- _What is being asked_
Identify each line in the records below that contains the word "heading", and copy it.

- _Data provided_
..........
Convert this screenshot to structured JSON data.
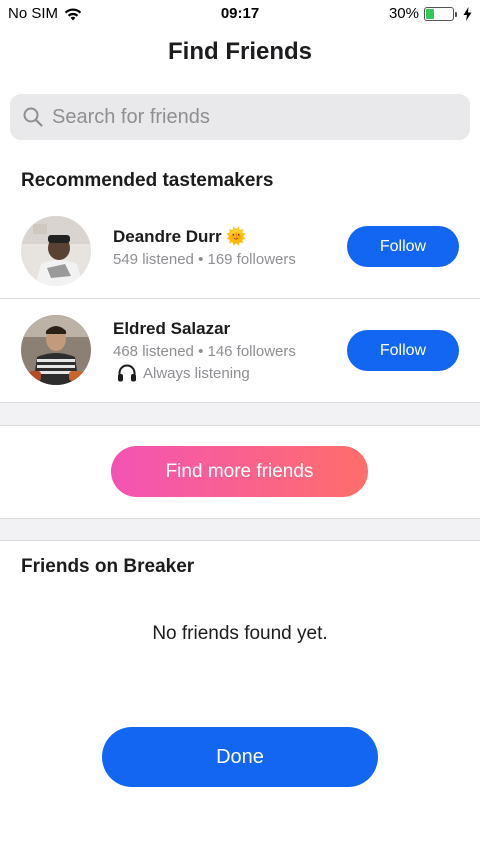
{
  "status_bar": {
    "carrier": "No SIM",
    "time": "09:17",
    "battery_percent": "30%",
    "battery_level": 0.3,
    "icons": [
      "wifi-icon",
      "battery-icon",
      "charging-bolt-icon"
    ]
  },
  "header": {
    "title": "Find Friends"
  },
  "search": {
    "placeholder": "Search for friends",
    "value": ""
  },
  "recommended": {
    "heading": "Recommended tastemakers",
    "users": [
      {
        "name": "Deandre Durr",
        "emoji": "🌞",
        "stats": "549 listened • 169 followers",
        "status": "",
        "follow_label": "Follow"
      },
      {
        "name": "Eldred Salazar",
        "emoji": "",
        "stats": "468 listened • 146 followers",
        "status": "Always listening",
        "status_icon": "headphones-icon",
        "follow_label": "Follow"
      }
    ]
  },
  "find_more": {
    "label": "Find more friends"
  },
  "friends_on_breaker": {
    "heading": "Friends on Breaker",
    "empty_message": "No friends found yet."
  },
  "footer": {
    "done_label": "Done"
  },
  "colors": {
    "primary_blue": "#1266f1",
    "gradient_start": "#f354b4",
    "gradient_end": "#ff6e6a",
    "secondary_text": "#8e8e93",
    "search_bg": "#e9e9eb"
  }
}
..........
- _Task answer_
    "heading": "Recommended tastemakers",
    "heading": "Friends on Breaker",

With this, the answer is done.